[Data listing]

········

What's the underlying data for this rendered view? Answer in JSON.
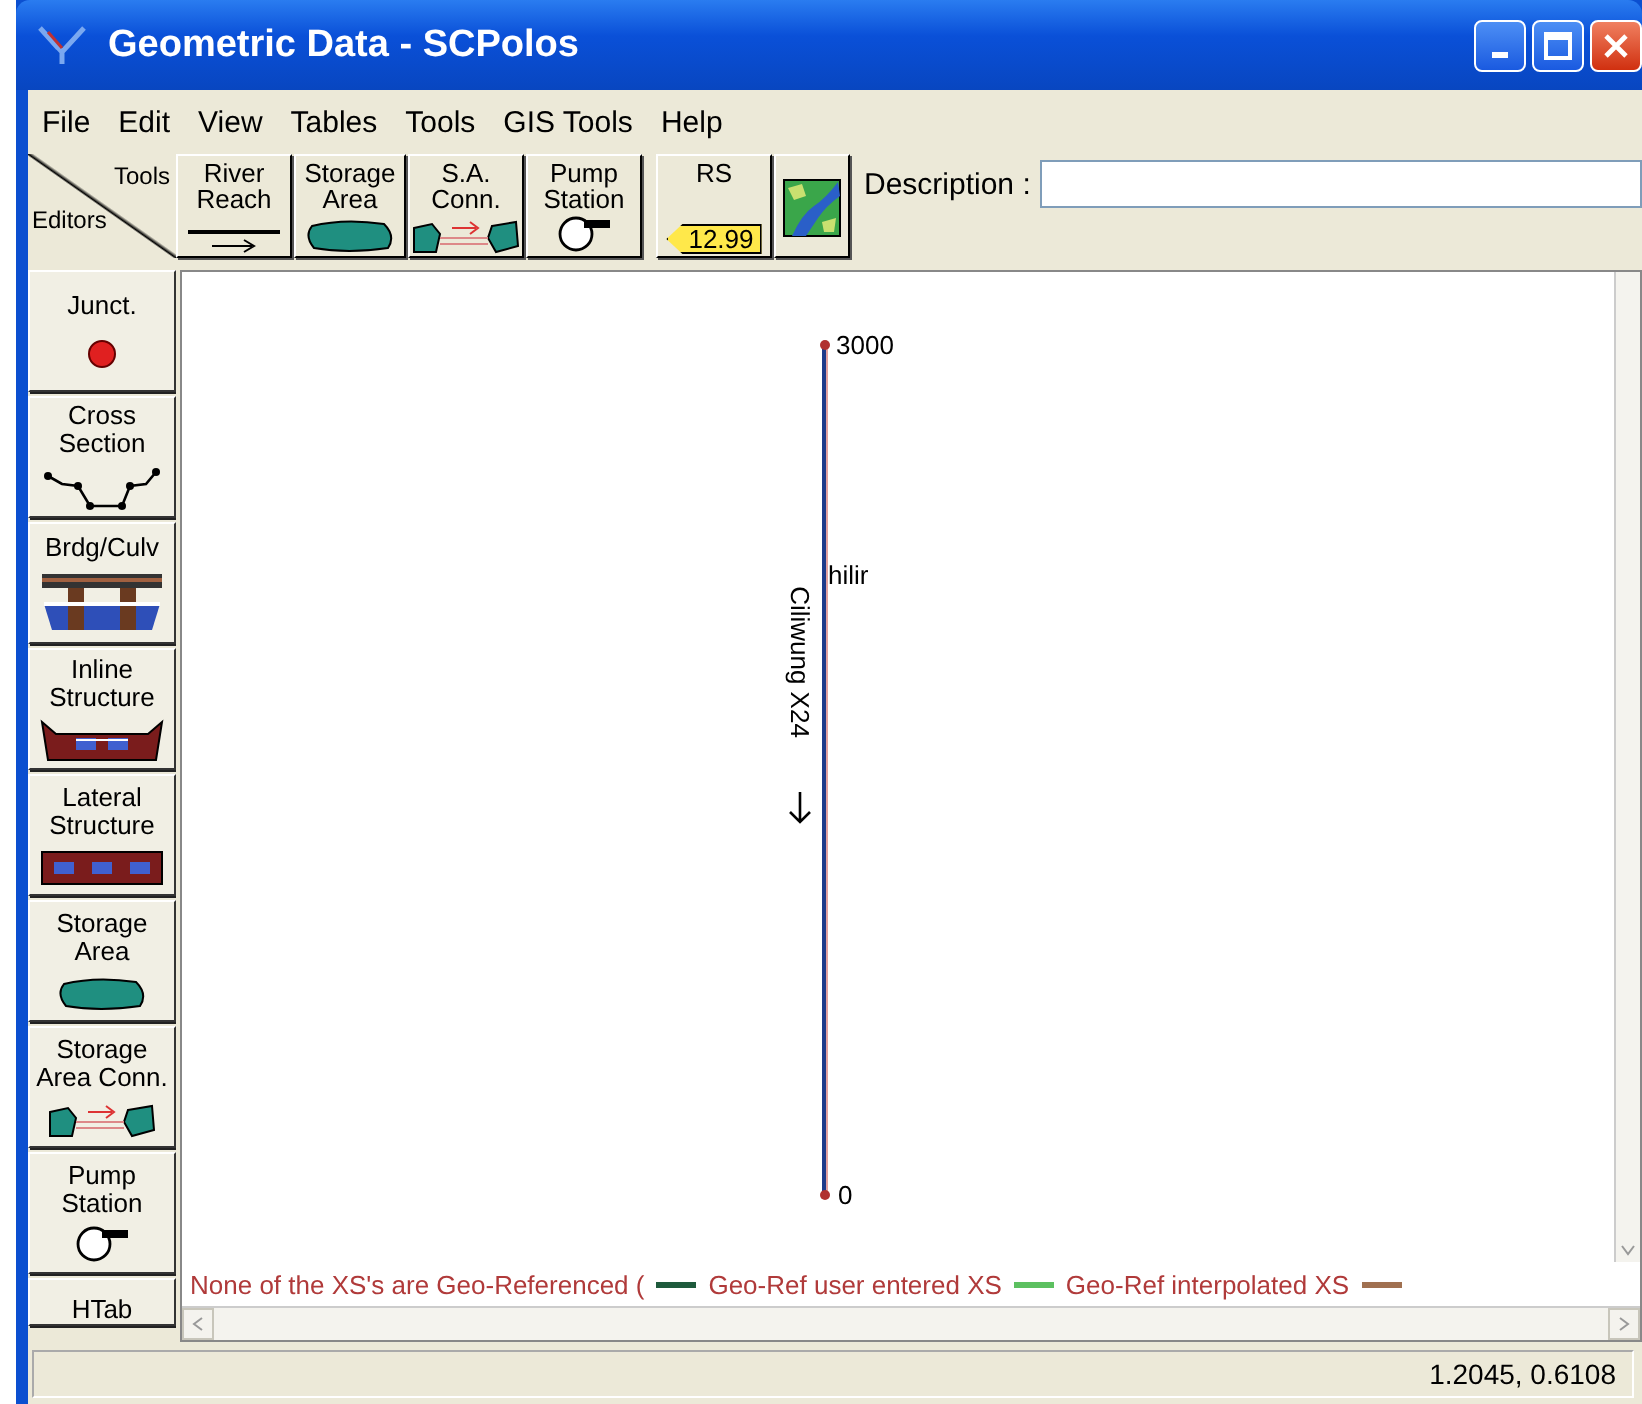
{
  "window": {
    "title": "Geometric Data - SCPolos"
  },
  "menu": [
    "File",
    "Edit",
    "View",
    "Tables",
    "Tools",
    "GIS Tools",
    "Help"
  ],
  "toolbar": {
    "corner": {
      "top": "Tools",
      "bottom": "Editors"
    },
    "tools": [
      {
        "kind": "river_reach",
        "label": "River\nReach"
      },
      {
        "kind": "storage_area",
        "label": "Storage\nArea"
      },
      {
        "kind": "sa_conn",
        "label": "S.A.\nConn."
      },
      {
        "kind": "pump",
        "label": "Pump\nStation"
      },
      {
        "kind": "rs",
        "label": "RS",
        "tag": "12.99"
      },
      {
        "kind": "map"
      }
    ],
    "description": {
      "label": "Description :"
    }
  },
  "editors": [
    {
      "kind": "junction",
      "label": "Junct."
    },
    {
      "kind": "cross_section",
      "label": "Cross\nSection"
    },
    {
      "kind": "bridge",
      "label": "Brdg/Culv"
    },
    {
      "kind": "inline",
      "label": "Inline\nStructure"
    },
    {
      "kind": "lateral",
      "label": "Lateral\nStructure"
    },
    {
      "kind": "storage_area",
      "label": "Storage\nArea"
    },
    {
      "kind": "sa_conn",
      "label": "Storage\nArea Conn."
    },
    {
      "kind": "pump",
      "label": "Pump\nStation"
    },
    {
      "kind": "htab",
      "label": "HTab"
    }
  ],
  "canvas": {
    "reach": {
      "river": "Ciliwung X24",
      "reach": "hilir",
      "top_station": "3000",
      "bottom_station": "0"
    },
    "legend": {
      "note": "None of the XS's are Geo-Referenced (",
      "items": [
        {
          "label": "Geo-Ref user entered XS",
          "color": "#1e5a3c"
        },
        {
          "label": "Geo-Ref interpolated XS",
          "color": "#5cc060"
        },
        {
          "color": "#a07050"
        }
      ]
    }
  },
  "status_bar": {
    "coordinates": "1.2045, 0.6108"
  }
}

········

Transcribe every entry word for word, but omit the pictures.

What's the underlying data for this rendered view? Answer in JSON.
{
  "window": {
    "title": "Geometric Data - SCPolos"
  },
  "menu": [
    "File",
    "Edit",
    "View",
    "Tables",
    "Tools",
    "GIS Tools",
    "Help"
  ],
  "toolbar": {
    "corner": {
      "top": "Tools",
      "bottom": "Editors"
    },
    "tools": [
      {
        "kind": "river_reach",
        "label": "River\nReach"
      },
      {
        "kind": "storage_area",
        "label": "Storage\nArea"
      },
      {
        "kind": "sa_conn",
        "label": "S.A.\nConn."
      },
      {
        "kind": "pump",
        "label": "Pump\nStation"
      },
      {
        "kind": "rs",
        "label": "RS",
        "tag": "12.99"
      },
      {
        "kind": "map"
      }
    ],
    "description": {
      "label": "Description :"
    }
  },
  "editors": [
    {
      "kind": "junction",
      "label": "Junct."
    },
    {
      "kind": "cross_section",
      "label": "Cross\nSection"
    },
    {
      "kind": "bridge",
      "label": "Brdg/Culv"
    },
    {
      "kind": "inline",
      "label": "Inline\nStructure"
    },
    {
      "kind": "lateral",
      "label": "Lateral\nStructure"
    },
    {
      "kind": "storage_area",
      "label": "Storage\nArea"
    },
    {
      "kind": "sa_conn",
      "label": "Storage\nArea Conn."
    },
    {
      "kind": "pump",
      "label": "Pump\nStation"
    },
    {
      "kind": "htab",
      "label": "HTab"
    }
  ],
  "canvas": {
    "reach": {
      "river": "Ciliwung X24",
      "reach": "hilir",
      "top_station": "3000",
      "bottom_station": "0"
    },
    "legend": {
      "note": "None of the XS's are Geo-Referenced (",
      "items": [
        {
          "label": "Geo-Ref user entered XS",
          "color": "#1e5a3c"
        },
        {
          "label": "Geo-Ref interpolated XS",
          "color": "#5cc060"
        },
        {
          "color": "#a07050"
        }
      ]
    }
  },
  "status_bar": {
    "coordinates": "1.2045, 0.6108"
  }
}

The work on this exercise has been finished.